● Given task
Pull every line that holds the word "extract" from the entries.

● Records from a data collection
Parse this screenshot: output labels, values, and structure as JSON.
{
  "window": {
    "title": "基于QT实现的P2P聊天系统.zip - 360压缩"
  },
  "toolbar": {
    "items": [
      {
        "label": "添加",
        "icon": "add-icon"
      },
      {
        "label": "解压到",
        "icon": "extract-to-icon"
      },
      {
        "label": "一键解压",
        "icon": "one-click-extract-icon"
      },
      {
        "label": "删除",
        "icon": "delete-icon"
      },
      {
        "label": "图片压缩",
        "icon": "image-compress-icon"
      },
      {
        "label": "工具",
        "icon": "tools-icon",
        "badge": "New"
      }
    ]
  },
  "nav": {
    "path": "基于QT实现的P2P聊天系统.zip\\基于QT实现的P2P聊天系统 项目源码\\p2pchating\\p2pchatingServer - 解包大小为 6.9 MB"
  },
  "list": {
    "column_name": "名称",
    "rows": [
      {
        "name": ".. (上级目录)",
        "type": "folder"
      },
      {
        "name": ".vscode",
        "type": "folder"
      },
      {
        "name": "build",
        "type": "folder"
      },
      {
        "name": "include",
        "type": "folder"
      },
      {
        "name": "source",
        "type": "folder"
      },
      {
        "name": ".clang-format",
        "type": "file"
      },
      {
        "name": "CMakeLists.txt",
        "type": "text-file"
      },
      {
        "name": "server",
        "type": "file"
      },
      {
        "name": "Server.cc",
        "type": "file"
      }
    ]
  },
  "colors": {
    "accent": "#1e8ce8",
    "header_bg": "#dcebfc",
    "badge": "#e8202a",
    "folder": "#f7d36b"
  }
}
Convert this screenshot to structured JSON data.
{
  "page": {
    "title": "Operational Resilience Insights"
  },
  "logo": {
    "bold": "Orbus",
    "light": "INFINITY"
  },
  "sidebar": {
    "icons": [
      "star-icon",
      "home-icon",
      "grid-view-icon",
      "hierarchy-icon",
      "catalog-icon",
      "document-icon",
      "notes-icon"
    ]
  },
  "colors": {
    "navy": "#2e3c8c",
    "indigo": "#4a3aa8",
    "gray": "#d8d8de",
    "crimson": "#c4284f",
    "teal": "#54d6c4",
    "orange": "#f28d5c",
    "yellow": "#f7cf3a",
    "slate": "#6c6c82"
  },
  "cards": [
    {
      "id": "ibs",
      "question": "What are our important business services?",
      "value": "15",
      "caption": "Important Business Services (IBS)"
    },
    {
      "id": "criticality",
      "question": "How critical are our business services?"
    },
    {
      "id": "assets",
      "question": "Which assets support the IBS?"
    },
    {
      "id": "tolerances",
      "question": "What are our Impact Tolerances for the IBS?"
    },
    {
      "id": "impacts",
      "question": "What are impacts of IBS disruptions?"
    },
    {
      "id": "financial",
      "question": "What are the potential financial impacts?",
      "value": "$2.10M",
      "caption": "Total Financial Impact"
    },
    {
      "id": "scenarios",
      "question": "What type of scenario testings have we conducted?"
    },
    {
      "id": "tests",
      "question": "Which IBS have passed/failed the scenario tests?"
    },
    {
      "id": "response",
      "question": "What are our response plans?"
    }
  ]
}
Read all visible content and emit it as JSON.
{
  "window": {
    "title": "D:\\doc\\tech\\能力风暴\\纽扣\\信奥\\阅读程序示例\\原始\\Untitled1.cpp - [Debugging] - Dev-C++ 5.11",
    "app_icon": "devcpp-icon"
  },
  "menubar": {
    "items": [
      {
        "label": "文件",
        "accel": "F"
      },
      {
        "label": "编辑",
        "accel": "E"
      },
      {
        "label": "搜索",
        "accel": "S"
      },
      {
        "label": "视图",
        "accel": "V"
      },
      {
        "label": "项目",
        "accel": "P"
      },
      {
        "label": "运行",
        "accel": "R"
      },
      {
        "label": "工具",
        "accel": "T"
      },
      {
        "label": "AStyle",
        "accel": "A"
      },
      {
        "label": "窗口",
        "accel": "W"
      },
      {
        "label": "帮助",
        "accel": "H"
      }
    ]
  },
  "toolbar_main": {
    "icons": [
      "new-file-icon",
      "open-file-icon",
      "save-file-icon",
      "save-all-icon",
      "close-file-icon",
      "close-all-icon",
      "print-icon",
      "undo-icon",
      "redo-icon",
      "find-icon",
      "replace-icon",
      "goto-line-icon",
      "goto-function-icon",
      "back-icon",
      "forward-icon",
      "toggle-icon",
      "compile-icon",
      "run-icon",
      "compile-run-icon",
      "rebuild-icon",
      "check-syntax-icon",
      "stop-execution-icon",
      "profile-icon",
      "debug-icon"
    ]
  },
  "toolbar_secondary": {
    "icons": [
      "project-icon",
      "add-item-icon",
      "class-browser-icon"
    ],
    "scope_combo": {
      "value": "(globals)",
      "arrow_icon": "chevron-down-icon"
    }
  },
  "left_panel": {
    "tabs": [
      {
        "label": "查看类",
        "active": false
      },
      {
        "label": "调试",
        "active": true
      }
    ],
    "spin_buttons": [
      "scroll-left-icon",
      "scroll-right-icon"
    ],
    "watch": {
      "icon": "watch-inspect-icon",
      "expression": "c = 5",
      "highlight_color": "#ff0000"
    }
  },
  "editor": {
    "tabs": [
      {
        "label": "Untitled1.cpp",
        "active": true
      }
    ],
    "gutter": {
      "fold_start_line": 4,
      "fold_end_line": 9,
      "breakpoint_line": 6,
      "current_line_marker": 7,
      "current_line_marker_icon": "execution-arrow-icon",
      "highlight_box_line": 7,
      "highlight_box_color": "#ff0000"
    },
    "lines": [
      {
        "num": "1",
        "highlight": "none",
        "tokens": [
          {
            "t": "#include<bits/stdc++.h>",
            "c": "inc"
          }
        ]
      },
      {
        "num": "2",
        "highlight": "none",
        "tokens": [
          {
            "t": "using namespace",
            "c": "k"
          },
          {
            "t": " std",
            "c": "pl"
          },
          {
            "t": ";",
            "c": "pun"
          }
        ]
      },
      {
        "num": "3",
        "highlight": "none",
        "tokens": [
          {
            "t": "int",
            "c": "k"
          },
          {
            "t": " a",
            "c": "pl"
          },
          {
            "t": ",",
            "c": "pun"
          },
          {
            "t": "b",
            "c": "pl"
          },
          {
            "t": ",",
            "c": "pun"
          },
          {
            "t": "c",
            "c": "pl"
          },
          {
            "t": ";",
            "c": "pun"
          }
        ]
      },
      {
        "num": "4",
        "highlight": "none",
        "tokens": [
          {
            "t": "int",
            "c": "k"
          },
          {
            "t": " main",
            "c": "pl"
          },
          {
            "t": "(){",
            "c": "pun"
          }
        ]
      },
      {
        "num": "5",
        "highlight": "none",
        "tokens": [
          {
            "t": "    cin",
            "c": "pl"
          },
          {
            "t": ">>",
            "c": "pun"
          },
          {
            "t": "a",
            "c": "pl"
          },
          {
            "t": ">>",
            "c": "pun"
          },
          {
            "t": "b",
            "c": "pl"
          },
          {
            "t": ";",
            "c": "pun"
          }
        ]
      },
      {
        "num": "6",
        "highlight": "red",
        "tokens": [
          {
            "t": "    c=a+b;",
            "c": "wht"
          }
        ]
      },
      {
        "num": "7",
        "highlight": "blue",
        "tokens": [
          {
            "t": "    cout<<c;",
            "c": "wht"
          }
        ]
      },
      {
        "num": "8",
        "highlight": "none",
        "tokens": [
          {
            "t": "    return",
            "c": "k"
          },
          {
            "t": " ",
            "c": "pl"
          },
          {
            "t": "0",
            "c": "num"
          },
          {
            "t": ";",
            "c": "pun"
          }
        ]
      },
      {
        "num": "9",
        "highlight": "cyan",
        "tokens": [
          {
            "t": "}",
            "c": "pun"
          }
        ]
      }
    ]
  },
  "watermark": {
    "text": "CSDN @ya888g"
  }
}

● Correct output
        "icon": "extract-to-icon"
        "icon": "one-click-extract-icon"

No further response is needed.